* YOUR TASK
Write out the material again exactly, please, and omit the pictures.

* PROVIDED RECORDS
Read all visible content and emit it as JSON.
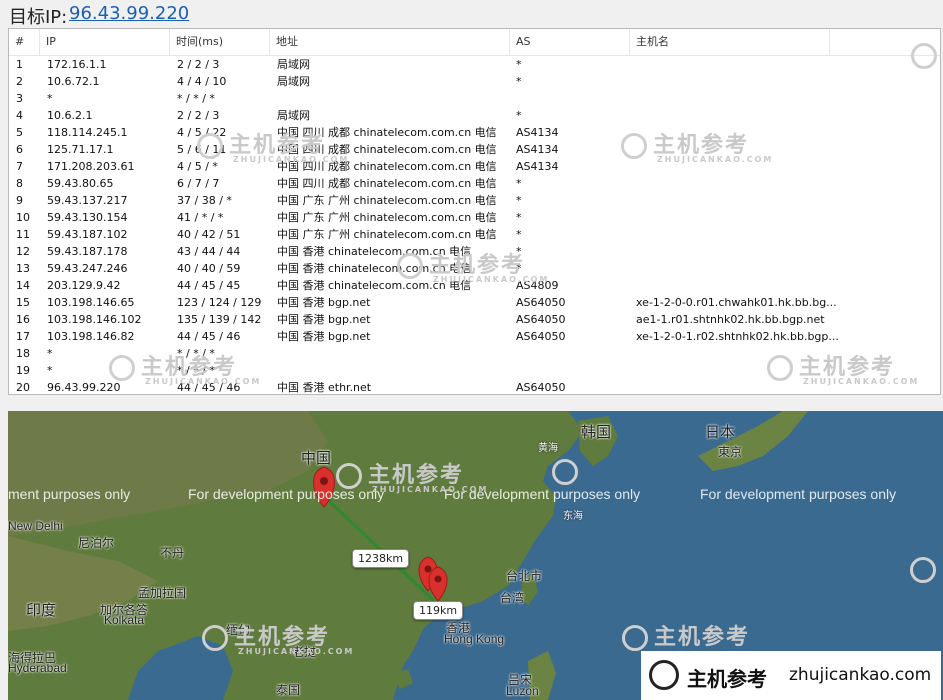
{
  "header": {
    "label": "目标IP:",
    "ip": "96.43.99.220"
  },
  "columns": [
    "#",
    "IP",
    "时间(ms)",
    "地址",
    "AS",
    "主机名"
  ],
  "rows": [
    [
      "1",
      "172.16.1.1",
      "2 / 2 / 3",
      "局域网",
      "*",
      ""
    ],
    [
      "2",
      "10.6.72.1",
      "4 / 4 / 10",
      "局域网",
      "*",
      ""
    ],
    [
      "3",
      "*",
      "* / * / *",
      "",
      "",
      ""
    ],
    [
      "4",
      "10.6.2.1",
      "2 / 2 / 3",
      "局域网",
      "*",
      ""
    ],
    [
      "5",
      "118.114.245.1",
      "4 / 5 / 22",
      "中国 四川 成都 chinatelecom.com.cn 电信",
      "AS4134",
      ""
    ],
    [
      "6",
      "125.71.17.1",
      "5 / 6 / 11",
      "中国 四川 成都 chinatelecom.com.cn 电信",
      "AS4134",
      ""
    ],
    [
      "7",
      "171.208.203.61",
      "4 / 5 / *",
      "中国 四川 成都 chinatelecom.com.cn 电信",
      "AS4134",
      ""
    ],
    [
      "8",
      "59.43.80.65",
      "6 / 7 / 7",
      "中国 四川 成都 chinatelecom.com.cn 电信",
      "*",
      ""
    ],
    [
      "9",
      "59.43.137.217",
      "37 / 38 / *",
      "中国 广东 广州 chinatelecom.com.cn 电信",
      "*",
      ""
    ],
    [
      "10",
      "59.43.130.154",
      "41 / * / *",
      "中国 广东 广州 chinatelecom.com.cn 电信",
      "*",
      ""
    ],
    [
      "11",
      "59.43.187.102",
      "40 / 42 / 51",
      "中国 广东 广州 chinatelecom.com.cn 电信",
      "*",
      ""
    ],
    [
      "12",
      "59.43.187.178",
      "43 / 44 / 44",
      "中国 香港 chinatelecom.com.cn 电信",
      "*",
      ""
    ],
    [
      "13",
      "59.43.247.246",
      "40 / 40 / 59",
      "中国 香港 chinatelecom.com.cn 电信",
      "*",
      ""
    ],
    [
      "14",
      "203.129.9.42",
      "44 / 45 / 45",
      "中国 香港 chinatelecom.com.cn 电信",
      "AS4809",
      ""
    ],
    [
      "15",
      "103.198.146.65",
      "123 / 124 / 129",
      "中国 香港 bgp.net",
      "AS64050",
      "xe-1-2-0-0.r01.chwahk01.hk.bb.bg..."
    ],
    [
      "16",
      "103.198.146.102",
      "135 / 139 / 142",
      "中国 香港 bgp.net",
      "AS64050",
      "ae1-1.r01.shtnhk02.hk.bb.bgp.net"
    ],
    [
      "17",
      "103.198.146.82",
      "44 / 45 / 46",
      "中国 香港 bgp.net",
      "AS64050",
      "xe-1-2-0-1.r02.shtnhk02.hk.bb.bgp..."
    ],
    [
      "18",
      "*",
      "* / * / *",
      "",
      "",
      ""
    ],
    [
      "19",
      "*",
      "* / * / *",
      "",
      "",
      ""
    ],
    [
      "20",
      "96.43.99.220",
      "44 / 45 / 46",
      "中国 香港 ethr.net",
      "AS64050",
      ""
    ]
  ],
  "watermark": {
    "cn": "主机参考",
    "en": "ZHUJICANKAO.COM"
  },
  "map": {
    "dev_notice": "For development purposes only",
    "dev_notice_cut": "ment purposes only",
    "places": {
      "china": "中国",
      "korea": "韩国",
      "japan": "日本",
      "tokyo": "東京",
      "huanghai": "黄海",
      "donghai": "东海",
      "new_delhi": "New Delhi",
      "nepal": "尼泊尔",
      "bhutan": "不丹",
      "bangladesh": "孟加拉国",
      "india": "印度",
      "kolkata_cn": "加尔各答",
      "kolkata": "Kolkata",
      "taipei": "台北市",
      "taiwan": "台湾",
      "hongkong_cn": "香港",
      "hongkong": "Hong Kong",
      "myanmar": "缅甸",
      "laos": "老挝",
      "hyderabad_cn": "海得拉巴",
      "hyderabad": "Hyderabad",
      "thailand": "泰国",
      "luzon_cn": "吕宋",
      "luzon": "Luzon"
    },
    "distances": [
      "1238km",
      "119km"
    ]
  },
  "brand": {
    "cn": "主机参考",
    "url": "zhujicankao.com"
  },
  "colors": {
    "link": "#1a5fb4",
    "sea": "#3a6a8f",
    "land": "#5e7a3c",
    "route": "#2f8a2f",
    "pin": "#d9302b"
  }
}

* ANSWER BELOW
Read all visible content and emit it as JSON.
{
  "header": {
    "label": "目标IP:",
    "ip": "96.43.99.220"
  },
  "columns": [
    "#",
    "IP",
    "时间(ms)",
    "地址",
    "AS",
    "主机名"
  ],
  "rows": [
    [
      "1",
      "172.16.1.1",
      "2 / 2 / 3",
      "局域网",
      "*",
      ""
    ],
    [
      "2",
      "10.6.72.1",
      "4 / 4 / 10",
      "局域网",
      "*",
      ""
    ],
    [
      "3",
      "*",
      "* / * / *",
      "",
      "",
      ""
    ],
    [
      "4",
      "10.6.2.1",
      "2 / 2 / 3",
      "局域网",
      "*",
      ""
    ],
    [
      "5",
      "118.114.245.1",
      "4 / 5 / 22",
      "中国 四川 成都 chinatelecom.com.cn 电信",
      "AS4134",
      ""
    ],
    [
      "6",
      "125.71.17.1",
      "5 / 6 / 11",
      "中国 四川 成都 chinatelecom.com.cn 电信",
      "AS4134",
      ""
    ],
    [
      "7",
      "171.208.203.61",
      "4 / 5 / *",
      "中国 四川 成都 chinatelecom.com.cn 电信",
      "AS4134",
      ""
    ],
    [
      "8",
      "59.43.80.65",
      "6 / 7 / 7",
      "中国 四川 成都 chinatelecom.com.cn 电信",
      "*",
      ""
    ],
    [
      "9",
      "59.43.137.217",
      "37 / 38 / *",
      "中国 广东 广州 chinatelecom.com.cn 电信",
      "*",
      ""
    ],
    [
      "10",
      "59.43.130.154",
      "41 / * / *",
      "中国 广东 广州 chinatelecom.com.cn 电信",
      "*",
      ""
    ],
    [
      "11",
      "59.43.187.102",
      "40 / 42 / 51",
      "中国 广东 广州 chinatelecom.com.cn 电信",
      "*",
      ""
    ],
    [
      "12",
      "59.43.187.178",
      "43 / 44 / 44",
      "中国 香港 chinatelecom.com.cn 电信",
      "*",
      ""
    ],
    [
      "13",
      "59.43.247.246",
      "40 / 40 / 59",
      "中国 香港 chinatelecom.com.cn 电信",
      "*",
      ""
    ],
    [
      "14",
      "203.129.9.42",
      "44 / 45 / 45",
      "中国 香港 chinatelecom.com.cn 电信",
      "AS4809",
      ""
    ],
    [
      "15",
      "103.198.146.65",
      "123 / 124 / 129",
      "中国 香港 bgp.net",
      "AS64050",
      "xe-1-2-0-0.r01.chwahk01.hk.bb.bg..."
    ],
    [
      "16",
      "103.198.146.102",
      "135 / 139 / 142",
      "中国 香港 bgp.net",
      "AS64050",
      "ae1-1.r01.shtnhk02.hk.bb.bgp.net"
    ],
    [
      "17",
      "103.198.146.82",
      "44 / 45 / 46",
      "中国 香港 bgp.net",
      "AS64050",
      "xe-1-2-0-1.r02.shtnhk02.hk.bb.bgp..."
    ],
    [
      "18",
      "*",
      "* / * / *",
      "",
      "",
      ""
    ],
    [
      "19",
      "*",
      "* / * / *",
      "",
      "",
      ""
    ],
    [
      "20",
      "96.43.99.220",
      "44 / 45 / 46",
      "中国 香港 ethr.net",
      "AS64050",
      ""
    ]
  ],
  "watermark": {
    "cn": "主机参考",
    "en": "ZHUJICANKAO.COM"
  },
  "map": {
    "dev_notice": "For development purposes only",
    "dev_notice_cut": "ment purposes only",
    "places": {
      "china": "中国",
      "korea": "韩国",
      "japan": "日本",
      "tokyo": "東京",
      "huanghai": "黄海",
      "donghai": "东海",
      "new_delhi": "New Delhi",
      "nepal": "尼泊尔",
      "bhutan": "不丹",
      "bangladesh": "孟加拉国",
      "india": "印度",
      "kolkata_cn": "加尔各答",
      "kolkata": "Kolkata",
      "taipei": "台北市",
      "taiwan": "台湾",
      "hongkong_cn": "香港",
      "hongkong": "Hong Kong",
      "myanmar": "缅甸",
      "laos": "老挝",
      "hyderabad_cn": "海得拉巴",
      "hyderabad": "Hyderabad",
      "thailand": "泰国",
      "luzon_cn": "吕宋",
      "luzon": "Luzon"
    },
    "distances": [
      "1238km",
      "119km"
    ]
  },
  "brand": {
    "cn": "主机参考",
    "url": "zhujicankao.com"
  },
  "colors": {
    "link": "#1a5fb4",
    "sea": "#3a6a8f",
    "land": "#5e7a3c",
    "route": "#2f8a2f",
    "pin": "#d9302b"
  }
}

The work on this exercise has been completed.